Begin Provided data

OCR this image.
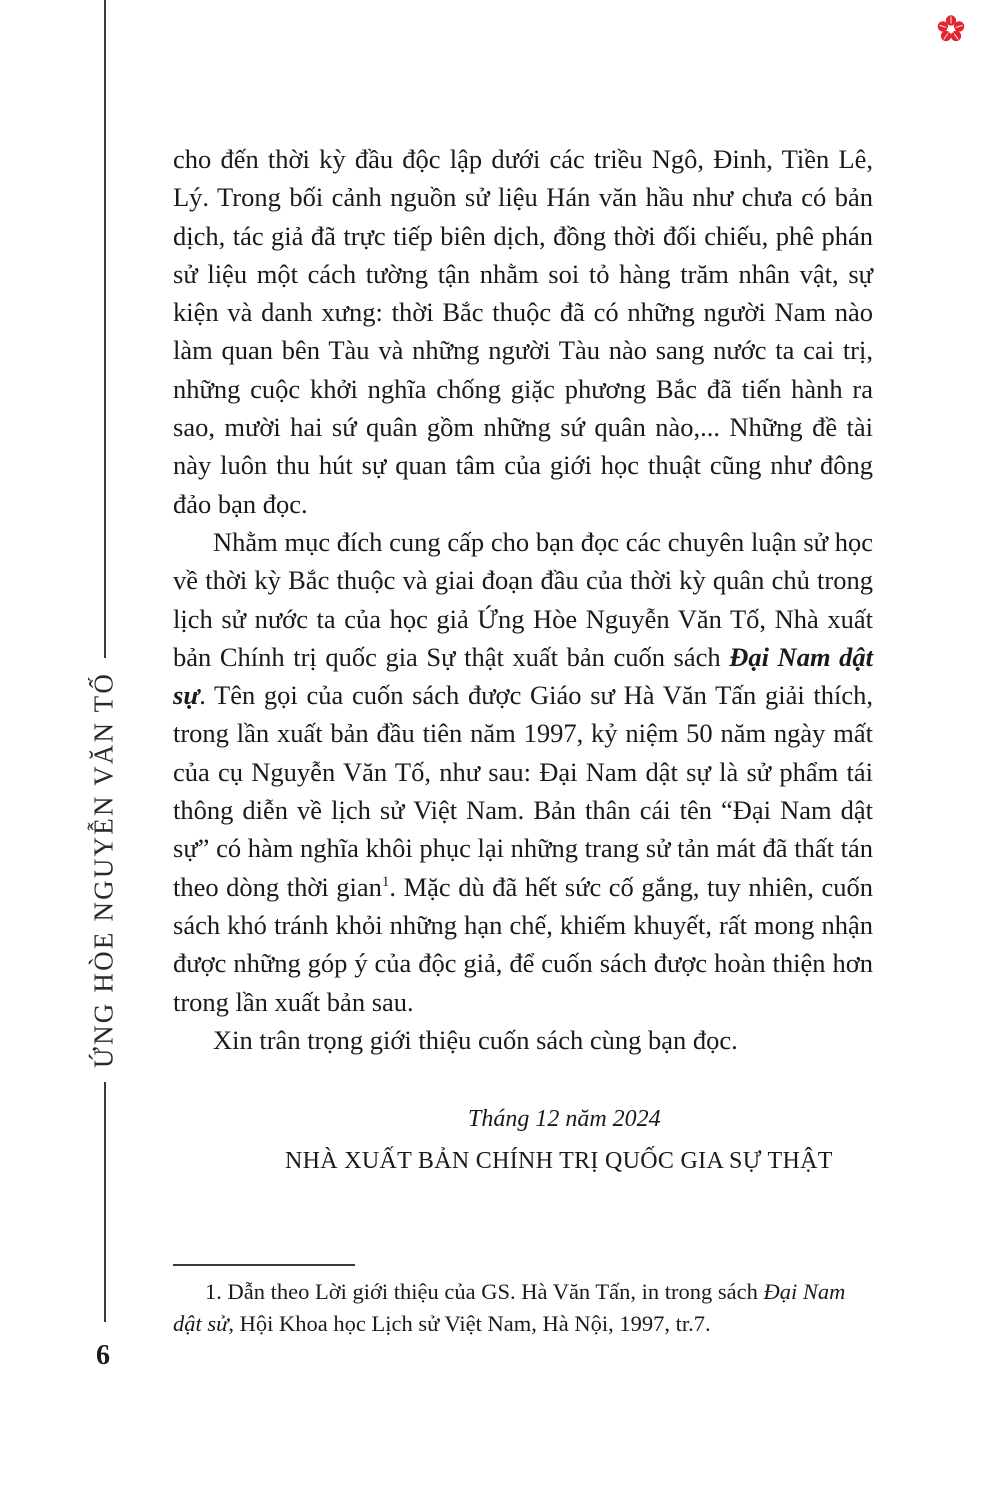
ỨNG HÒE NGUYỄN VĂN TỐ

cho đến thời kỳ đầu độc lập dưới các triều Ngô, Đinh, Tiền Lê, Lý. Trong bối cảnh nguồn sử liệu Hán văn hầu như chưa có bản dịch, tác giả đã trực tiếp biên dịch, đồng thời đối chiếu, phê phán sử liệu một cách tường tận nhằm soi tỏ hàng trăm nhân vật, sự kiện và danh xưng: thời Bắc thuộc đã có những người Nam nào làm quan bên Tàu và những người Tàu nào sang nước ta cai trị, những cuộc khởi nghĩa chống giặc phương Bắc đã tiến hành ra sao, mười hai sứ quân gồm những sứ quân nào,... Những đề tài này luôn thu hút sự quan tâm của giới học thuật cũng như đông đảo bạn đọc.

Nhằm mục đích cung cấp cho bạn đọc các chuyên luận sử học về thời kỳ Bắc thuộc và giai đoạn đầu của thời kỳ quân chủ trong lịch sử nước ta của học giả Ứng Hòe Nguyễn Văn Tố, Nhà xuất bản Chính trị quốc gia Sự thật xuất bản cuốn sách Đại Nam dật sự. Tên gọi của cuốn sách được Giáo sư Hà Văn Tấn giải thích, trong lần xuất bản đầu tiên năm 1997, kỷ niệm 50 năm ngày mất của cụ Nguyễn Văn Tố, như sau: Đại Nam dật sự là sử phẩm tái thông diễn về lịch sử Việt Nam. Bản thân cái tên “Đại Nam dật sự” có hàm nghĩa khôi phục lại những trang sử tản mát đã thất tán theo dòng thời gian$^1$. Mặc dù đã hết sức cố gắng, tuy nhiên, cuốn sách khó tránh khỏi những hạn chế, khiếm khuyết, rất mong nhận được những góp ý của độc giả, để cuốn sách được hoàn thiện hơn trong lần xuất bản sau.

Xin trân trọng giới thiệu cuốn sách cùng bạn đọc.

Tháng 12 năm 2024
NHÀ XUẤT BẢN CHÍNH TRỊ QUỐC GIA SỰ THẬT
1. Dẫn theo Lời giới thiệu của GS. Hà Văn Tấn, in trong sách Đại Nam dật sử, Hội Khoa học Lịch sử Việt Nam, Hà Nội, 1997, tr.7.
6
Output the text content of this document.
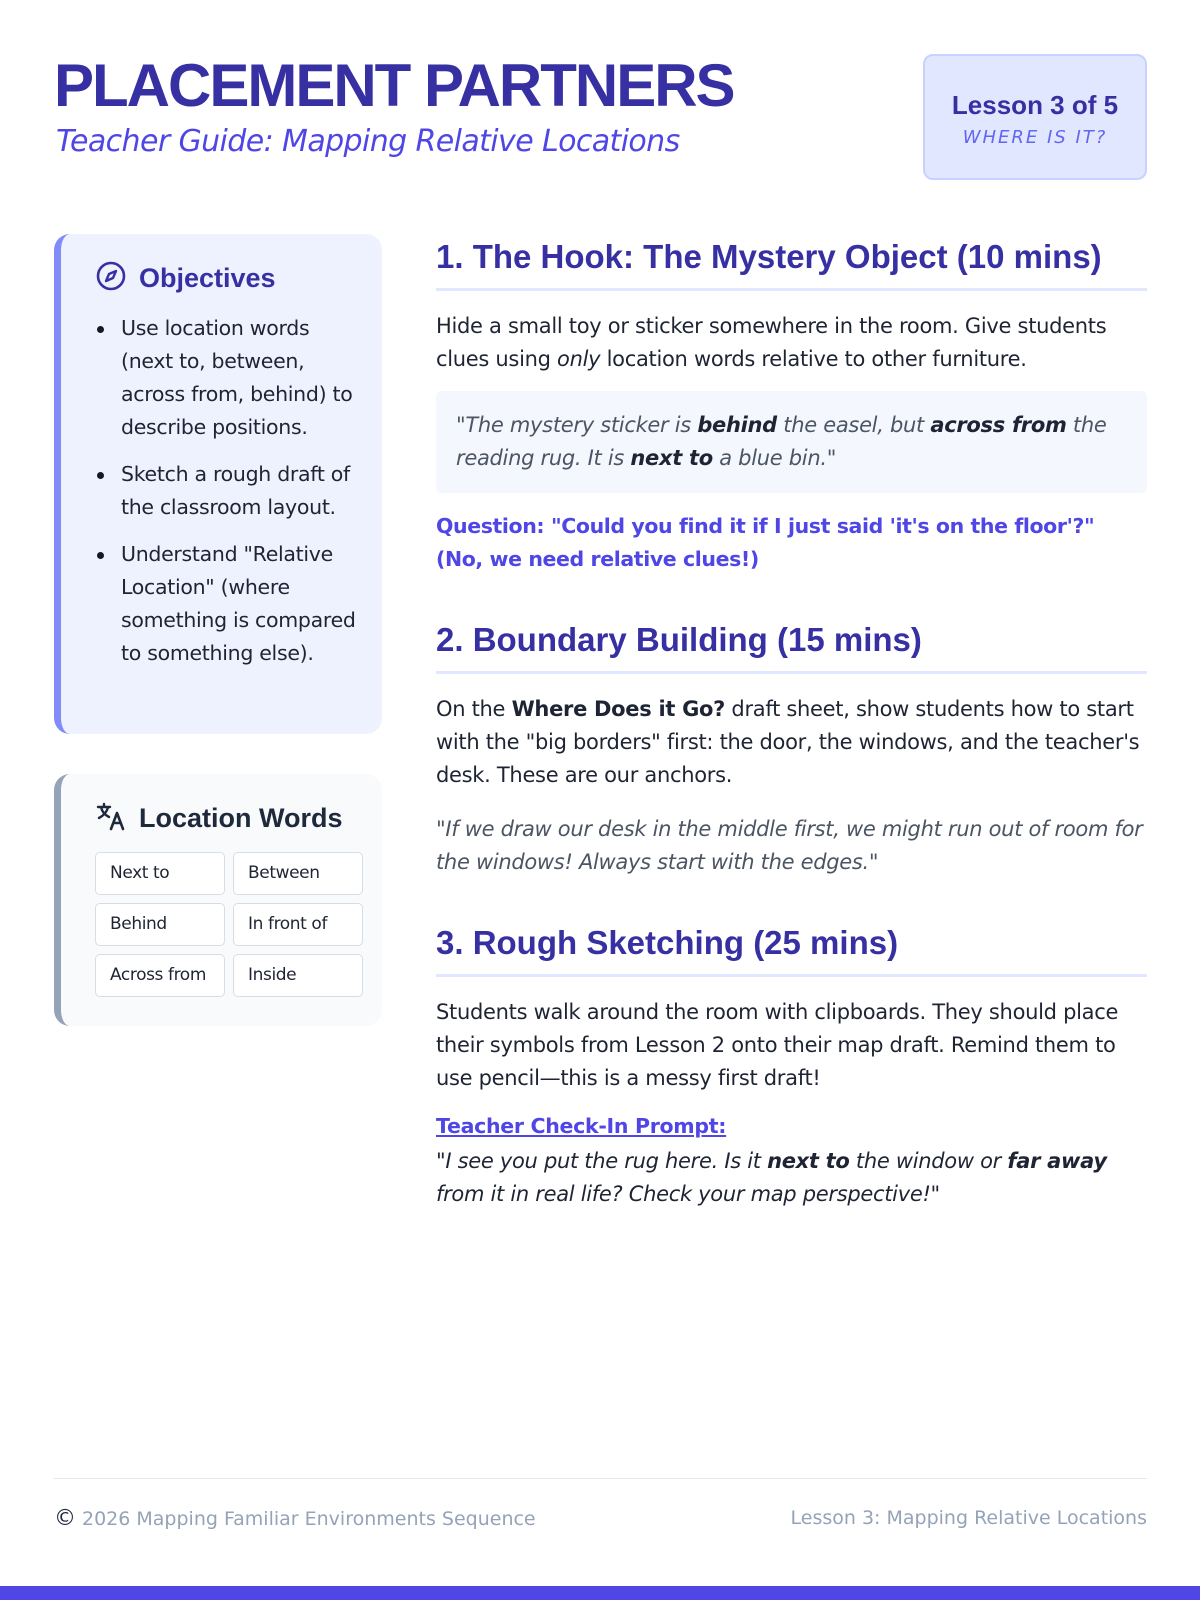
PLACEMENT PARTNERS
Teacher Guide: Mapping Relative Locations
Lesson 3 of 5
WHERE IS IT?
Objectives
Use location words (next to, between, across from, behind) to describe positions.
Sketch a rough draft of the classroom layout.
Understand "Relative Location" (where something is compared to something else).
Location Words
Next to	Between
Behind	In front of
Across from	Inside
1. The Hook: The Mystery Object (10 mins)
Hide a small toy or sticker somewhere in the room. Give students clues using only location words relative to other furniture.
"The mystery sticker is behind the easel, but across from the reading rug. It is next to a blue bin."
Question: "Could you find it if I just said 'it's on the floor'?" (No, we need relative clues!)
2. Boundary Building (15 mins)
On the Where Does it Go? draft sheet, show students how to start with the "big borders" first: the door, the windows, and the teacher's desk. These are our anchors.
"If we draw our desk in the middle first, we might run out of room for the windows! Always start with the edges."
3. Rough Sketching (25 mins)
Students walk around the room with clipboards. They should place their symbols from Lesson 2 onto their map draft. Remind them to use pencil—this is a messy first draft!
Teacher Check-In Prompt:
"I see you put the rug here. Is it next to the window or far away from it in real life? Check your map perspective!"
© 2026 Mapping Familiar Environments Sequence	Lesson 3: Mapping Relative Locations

End Provided data

Directions: Repeat each record exactly, with the pictures left out.

Output for this task:
OCR this image.
ỨNG HÒE NGUYỄN VĂN TỐ

cho đến thời kỳ đầu độc lập dưới các triều Ngô, Đinh, Tiền Lê, Lý. Trong bối cảnh nguồn sử liệu Hán văn hầu như chưa có bản dịch, tác giả đã trực tiếp biên dịch, đồng thời đối chiếu, phê phán sử liệu một cách tường tận nhằm soi tỏ hàng trăm nhân vật, sự kiện và danh xưng: thời Bắc thuộc đã có những người Nam nào làm quan bên Tàu và những người Tàu nào sang nước ta cai trị, những cuộc khởi nghĩa chống giặc phương Bắc đã tiến hành ra sao, mười hai sứ quân gồm những sứ quân nào,... Những đề tài này luôn thu hút sự quan tâm của giới học thuật cũng như đông đảo bạn đọc.

Nhằm mục đích cung cấp cho bạn đọc các chuyên luận sử học về thời kỳ Bắc thuộc và giai đoạn đầu của thời kỳ quân chủ trong lịch sử nước ta của học giả Ứng Hòe Nguyễn Văn Tố, Nhà xuất bản Chính trị quốc gia Sự thật xuất bản cuốn sách Đại Nam dật sự. Tên gọi của cuốn sách được Giáo sư Hà Văn Tấn giải thích, trong lần xuất bản đầu tiên năm 1997, kỷ niệm 50 năm ngày mất của cụ Nguyễn Văn Tố, như sau: Đại Nam dật sự là sử phẩm tái thông diễn về lịch sử Việt Nam. Bản thân cái tên “Đại Nam dật sự” có hàm nghĩa khôi phục lại những trang sử tản mát đã thất tán theo dòng thời gian$^1$. Mặc dù đã hết sức cố gắng, tuy nhiên, cuốn sách khó tránh khỏi những hạn chế, khiếm khuyết, rất mong nhận được những góp ý của độc giả, để cuốn sách được hoàn thiện hơn trong lần xuất bản sau.

Xin trân trọng giới thiệu cuốn sách cùng bạn đọc.

Tháng 12 năm 2024
NHÀ XUẤT BẢN CHÍNH TRỊ QUỐC GIA SỰ THẬT
1. Dẫn theo Lời giới thiệu của GS. Hà Văn Tấn, in trong sách Đại Nam dật sử, Hội Khoa học Lịch sử Việt Nam, Hà Nội, 1997, tr.7.
6
Output the text content of this document.
PLACEMENT PARTNERS
Teacher Guide: Mapping Relative Locations
Lesson 3 of 5
WHERE IS IT?
Objectives
Use location words (next to, between, across from, behind) to describe positions.
Sketch a rough draft of the classroom layout.
Understand "Relative Location" (where something is compared to something else).
Location Words
Next to	Between
Behind	In front of
Across from	Inside
1. The Hook: The Mystery Object (10 mins)
Hide a small toy or sticker somewhere in the room. Give students clues using only location words relative to other furniture.
"The mystery sticker is behind the easel, but across from the reading rug. It is next to a blue bin."
Question: "Could you find it if I just said 'it's on the floor'?" (No, we need relative clues!)
2. Boundary Building (15 mins)
On the Where Does it Go? draft sheet, show students how to start with the "big borders" first: the door, the windows, and the teacher's desk. These are our anchors.
"If we draw our desk in the middle first, we might run out of room for the windows! Always start with the edges."
3. Rough Sketching (25 mins)
Students walk around the room with clipboards. They should place their symbols from Lesson 2 onto their map draft. Remind them to use pencil—this is a messy first draft!
Teacher Check-In Prompt:
"I see you put the rug here. Is it next to the window or far away from it in real life? Check your map perspective!"
© 2026 Mapping Familiar Environments Sequence	Lesson 3: Mapping Relative Locations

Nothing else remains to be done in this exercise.